- [Work to do]:
Your task is to output the listing word for word, with pictures excluded.

---

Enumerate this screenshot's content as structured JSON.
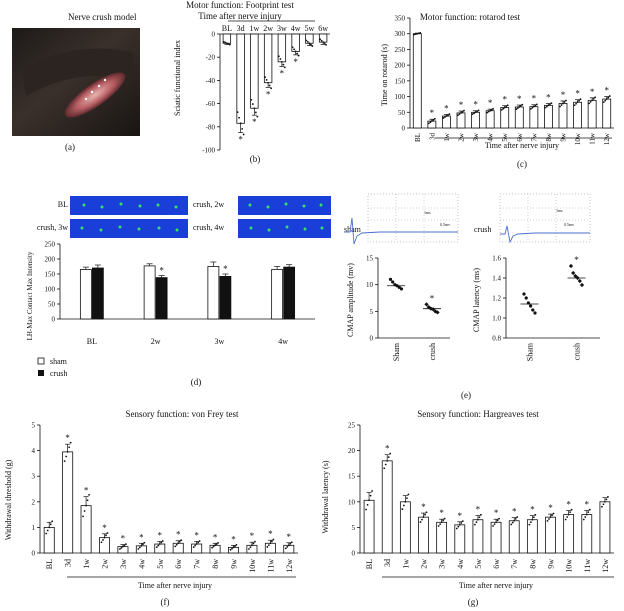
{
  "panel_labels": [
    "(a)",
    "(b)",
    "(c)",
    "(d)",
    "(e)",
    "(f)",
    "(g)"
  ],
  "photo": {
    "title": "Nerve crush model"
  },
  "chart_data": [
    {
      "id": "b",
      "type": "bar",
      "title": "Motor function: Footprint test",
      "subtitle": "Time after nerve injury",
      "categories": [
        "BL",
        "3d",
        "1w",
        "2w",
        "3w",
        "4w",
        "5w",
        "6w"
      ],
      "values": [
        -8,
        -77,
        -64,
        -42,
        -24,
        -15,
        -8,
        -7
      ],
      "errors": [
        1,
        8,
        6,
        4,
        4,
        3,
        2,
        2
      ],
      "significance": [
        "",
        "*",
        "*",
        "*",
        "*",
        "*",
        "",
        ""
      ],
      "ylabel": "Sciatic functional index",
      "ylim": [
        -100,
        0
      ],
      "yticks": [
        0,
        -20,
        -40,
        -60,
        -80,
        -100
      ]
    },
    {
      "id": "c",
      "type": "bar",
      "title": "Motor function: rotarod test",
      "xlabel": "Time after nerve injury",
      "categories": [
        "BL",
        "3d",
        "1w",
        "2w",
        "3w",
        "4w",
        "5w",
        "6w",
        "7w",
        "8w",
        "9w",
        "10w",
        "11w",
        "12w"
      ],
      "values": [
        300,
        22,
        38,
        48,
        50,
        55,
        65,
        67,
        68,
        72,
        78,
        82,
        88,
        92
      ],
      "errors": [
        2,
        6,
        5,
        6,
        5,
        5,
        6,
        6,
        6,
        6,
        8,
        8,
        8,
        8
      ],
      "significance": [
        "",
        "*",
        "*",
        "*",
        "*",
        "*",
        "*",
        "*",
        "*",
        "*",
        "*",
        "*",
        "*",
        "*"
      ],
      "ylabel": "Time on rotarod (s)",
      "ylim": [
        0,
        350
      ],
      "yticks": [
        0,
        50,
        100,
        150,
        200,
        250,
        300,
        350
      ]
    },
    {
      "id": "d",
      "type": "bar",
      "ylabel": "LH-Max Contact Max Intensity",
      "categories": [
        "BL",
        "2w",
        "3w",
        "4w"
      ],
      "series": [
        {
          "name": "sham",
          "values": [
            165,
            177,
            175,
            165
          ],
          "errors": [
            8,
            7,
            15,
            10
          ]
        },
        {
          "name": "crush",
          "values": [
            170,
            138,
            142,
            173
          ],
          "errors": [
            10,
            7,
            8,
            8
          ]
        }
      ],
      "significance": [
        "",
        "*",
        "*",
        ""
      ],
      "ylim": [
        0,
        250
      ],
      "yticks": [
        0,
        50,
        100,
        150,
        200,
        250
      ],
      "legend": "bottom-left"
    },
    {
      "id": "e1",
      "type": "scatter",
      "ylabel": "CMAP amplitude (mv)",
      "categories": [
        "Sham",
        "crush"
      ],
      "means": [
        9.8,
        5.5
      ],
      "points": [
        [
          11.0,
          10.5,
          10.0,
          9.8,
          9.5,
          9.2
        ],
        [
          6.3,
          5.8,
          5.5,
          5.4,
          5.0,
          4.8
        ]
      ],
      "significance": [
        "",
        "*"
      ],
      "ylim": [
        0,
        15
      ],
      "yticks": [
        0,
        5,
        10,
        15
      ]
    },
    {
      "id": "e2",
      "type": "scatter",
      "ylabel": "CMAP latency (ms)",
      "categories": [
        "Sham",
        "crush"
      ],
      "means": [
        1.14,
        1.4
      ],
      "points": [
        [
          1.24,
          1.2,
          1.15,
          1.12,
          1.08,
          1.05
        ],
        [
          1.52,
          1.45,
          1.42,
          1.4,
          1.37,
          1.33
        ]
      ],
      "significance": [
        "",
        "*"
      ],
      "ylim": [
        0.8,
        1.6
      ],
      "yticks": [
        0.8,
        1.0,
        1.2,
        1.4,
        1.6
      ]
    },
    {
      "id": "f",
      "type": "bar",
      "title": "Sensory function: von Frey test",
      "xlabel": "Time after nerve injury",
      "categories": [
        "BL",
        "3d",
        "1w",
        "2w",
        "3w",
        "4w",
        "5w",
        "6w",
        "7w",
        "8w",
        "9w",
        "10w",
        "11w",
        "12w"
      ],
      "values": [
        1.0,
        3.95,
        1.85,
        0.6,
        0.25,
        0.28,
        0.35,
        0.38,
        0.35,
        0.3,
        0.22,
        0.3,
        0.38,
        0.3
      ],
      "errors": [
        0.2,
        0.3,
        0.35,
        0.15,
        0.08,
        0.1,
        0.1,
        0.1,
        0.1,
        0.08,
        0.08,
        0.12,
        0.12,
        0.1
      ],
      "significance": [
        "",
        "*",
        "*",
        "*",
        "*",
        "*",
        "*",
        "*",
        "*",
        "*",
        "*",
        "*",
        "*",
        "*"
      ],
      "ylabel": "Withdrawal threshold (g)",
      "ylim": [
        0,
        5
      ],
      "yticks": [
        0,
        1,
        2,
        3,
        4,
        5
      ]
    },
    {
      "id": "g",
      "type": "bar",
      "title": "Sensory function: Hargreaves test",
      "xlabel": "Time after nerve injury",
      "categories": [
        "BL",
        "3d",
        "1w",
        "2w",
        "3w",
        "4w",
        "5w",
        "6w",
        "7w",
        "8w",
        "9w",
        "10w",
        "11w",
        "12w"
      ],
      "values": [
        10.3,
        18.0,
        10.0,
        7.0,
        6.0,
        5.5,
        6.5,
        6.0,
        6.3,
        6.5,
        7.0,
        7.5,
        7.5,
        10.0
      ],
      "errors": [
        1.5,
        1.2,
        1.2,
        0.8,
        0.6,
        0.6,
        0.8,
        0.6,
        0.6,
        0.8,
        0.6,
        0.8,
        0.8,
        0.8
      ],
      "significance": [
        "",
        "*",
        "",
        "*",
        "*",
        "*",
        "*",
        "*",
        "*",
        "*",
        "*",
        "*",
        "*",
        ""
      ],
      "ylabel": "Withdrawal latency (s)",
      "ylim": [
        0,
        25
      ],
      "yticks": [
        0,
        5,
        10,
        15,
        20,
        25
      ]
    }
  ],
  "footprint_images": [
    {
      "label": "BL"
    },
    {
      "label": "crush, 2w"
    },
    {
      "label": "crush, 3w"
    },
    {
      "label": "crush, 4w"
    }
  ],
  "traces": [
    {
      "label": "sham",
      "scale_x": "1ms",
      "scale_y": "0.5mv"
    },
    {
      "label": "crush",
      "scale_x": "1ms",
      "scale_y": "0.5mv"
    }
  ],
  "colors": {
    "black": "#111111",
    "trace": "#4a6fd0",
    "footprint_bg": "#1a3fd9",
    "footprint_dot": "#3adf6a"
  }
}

---

- [Result of this exercise]:
Enumerate this screenshot's content as structured JSON.
{
  "panel_labels": [
    "(a)",
    "(b)",
    "(c)",
    "(d)",
    "(e)",
    "(f)",
    "(g)"
  ],
  "photo": {
    "title": "Nerve crush model"
  },
  "chart_data": [
    {
      "id": "b",
      "type": "bar",
      "title": "Motor function: Footprint test",
      "subtitle": "Time after nerve injury",
      "categories": [
        "BL",
        "3d",
        "1w",
        "2w",
        "3w",
        "4w",
        "5w",
        "6w"
      ],
      "values": [
        -8,
        -77,
        -64,
        -42,
        -24,
        -15,
        -8,
        -7
      ],
      "errors": [
        1,
        8,
        6,
        4,
        4,
        3,
        2,
        2
      ],
      "significance": [
        "",
        "*",
        "*",
        "*",
        "*",
        "*",
        "",
        ""
      ],
      "ylabel": "Sciatic functional index",
      "ylim": [
        -100,
        0
      ],
      "yticks": [
        0,
        -20,
        -40,
        -60,
        -80,
        -100
      ]
    },
    {
      "id": "c",
      "type": "bar",
      "title": "Motor function: rotarod test",
      "xlabel": "Time after nerve injury",
      "categories": [
        "BL",
        "3d",
        "1w",
        "2w",
        "3w",
        "4w",
        "5w",
        "6w",
        "7w",
        "8w",
        "9w",
        "10w",
        "11w",
        "12w"
      ],
      "values": [
        300,
        22,
        38,
        48,
        50,
        55,
        65,
        67,
        68,
        72,
        78,
        82,
        88,
        92
      ],
      "errors": [
        2,
        6,
        5,
        6,
        5,
        5,
        6,
        6,
        6,
        6,
        8,
        8,
        8,
        8
      ],
      "significance": [
        "",
        "*",
        "*",
        "*",
        "*",
        "*",
        "*",
        "*",
        "*",
        "*",
        "*",
        "*",
        "*",
        "*"
      ],
      "ylabel": "Time on rotarod (s)",
      "ylim": [
        0,
        350
      ],
      "yticks": [
        0,
        50,
        100,
        150,
        200,
        250,
        300,
        350
      ]
    },
    {
      "id": "d",
      "type": "bar",
      "ylabel": "LH-Max Contact Max Intensity",
      "categories": [
        "BL",
        "2w",
        "3w",
        "4w"
      ],
      "series": [
        {
          "name": "sham",
          "values": [
            165,
            177,
            175,
            165
          ],
          "errors": [
            8,
            7,
            15,
            10
          ]
        },
        {
          "name": "crush",
          "values": [
            170,
            138,
            142,
            173
          ],
          "errors": [
            10,
            7,
            8,
            8
          ]
        }
      ],
      "significance": [
        "",
        "*",
        "*",
        ""
      ],
      "ylim": [
        0,
        250
      ],
      "yticks": [
        0,
        50,
        100,
        150,
        200,
        250
      ],
      "legend": "bottom-left"
    },
    {
      "id": "e1",
      "type": "scatter",
      "ylabel": "CMAP amplitude (mv)",
      "categories": [
        "Sham",
        "crush"
      ],
      "means": [
        9.8,
        5.5
      ],
      "points": [
        [
          11.0,
          10.5,
          10.0,
          9.8,
          9.5,
          9.2
        ],
        [
          6.3,
          5.8,
          5.5,
          5.4,
          5.0,
          4.8
        ]
      ],
      "significance": [
        "",
        "*"
      ],
      "ylim": [
        0,
        15
      ],
      "yticks": [
        0,
        5,
        10,
        15
      ]
    },
    {
      "id": "e2",
      "type": "scatter",
      "ylabel": "CMAP latency (ms)",
      "categories": [
        "Sham",
        "crush"
      ],
      "means": [
        1.14,
        1.4
      ],
      "points": [
        [
          1.24,
          1.2,
          1.15,
          1.12,
          1.08,
          1.05
        ],
        [
          1.52,
          1.45,
          1.42,
          1.4,
          1.37,
          1.33
        ]
      ],
      "significance": [
        "",
        "*"
      ],
      "ylim": [
        0.8,
        1.6
      ],
      "yticks": [
        0.8,
        1.0,
        1.2,
        1.4,
        1.6
      ]
    },
    {
      "id": "f",
      "type": "bar",
      "title": "Sensory function: von Frey test",
      "xlabel": "Time after nerve injury",
      "categories": [
        "BL",
        "3d",
        "1w",
        "2w",
        "3w",
        "4w",
        "5w",
        "6w",
        "7w",
        "8w",
        "9w",
        "10w",
        "11w",
        "12w"
      ],
      "values": [
        1.0,
        3.95,
        1.85,
        0.6,
        0.25,
        0.28,
        0.35,
        0.38,
        0.35,
        0.3,
        0.22,
        0.3,
        0.38,
        0.3
      ],
      "errors": [
        0.2,
        0.3,
        0.35,
        0.15,
        0.08,
        0.1,
        0.1,
        0.1,
        0.1,
        0.08,
        0.08,
        0.12,
        0.12,
        0.1
      ],
      "significance": [
        "",
        "*",
        "*",
        "*",
        "*",
        "*",
        "*",
        "*",
        "*",
        "*",
        "*",
        "*",
        "*",
        "*"
      ],
      "ylabel": "Withdrawal threshold (g)",
      "ylim": [
        0,
        5
      ],
      "yticks": [
        0,
        1,
        2,
        3,
        4,
        5
      ]
    },
    {
      "id": "g",
      "type": "bar",
      "title": "Sensory function: Hargreaves test",
      "xlabel": "Time after nerve injury",
      "categories": [
        "BL",
        "3d",
        "1w",
        "2w",
        "3w",
        "4w",
        "5w",
        "6w",
        "7w",
        "8w",
        "9w",
        "10w",
        "11w",
        "12w"
      ],
      "values": [
        10.3,
        18.0,
        10.0,
        7.0,
        6.0,
        5.5,
        6.5,
        6.0,
        6.3,
        6.5,
        7.0,
        7.5,
        7.5,
        10.0
      ],
      "errors": [
        1.5,
        1.2,
        1.2,
        0.8,
        0.6,
        0.6,
        0.8,
        0.6,
        0.6,
        0.8,
        0.6,
        0.8,
        0.8,
        0.8
      ],
      "significance": [
        "",
        "*",
        "",
        "*",
        "*",
        "*",
        "*",
        "*",
        "*",
        "*",
        "*",
        "*",
        "*",
        ""
      ],
      "ylabel": "Withdrawal latency (s)",
      "ylim": [
        0,
        25
      ],
      "yticks": [
        0,
        5,
        10,
        15,
        20,
        25
      ]
    }
  ],
  "footprint_images": [
    {
      "label": "BL"
    },
    {
      "label": "crush, 2w"
    },
    {
      "label": "crush, 3w"
    },
    {
      "label": "crush, 4w"
    }
  ],
  "traces": [
    {
      "label": "sham",
      "scale_x": "1ms",
      "scale_y": "0.5mv"
    },
    {
      "label": "crush",
      "scale_x": "1ms",
      "scale_y": "0.5mv"
    }
  ],
  "colors": {
    "black": "#111111",
    "trace": "#4a6fd0",
    "footprint_bg": "#1a3fd9",
    "footprint_dot": "#3adf6a"
  }
}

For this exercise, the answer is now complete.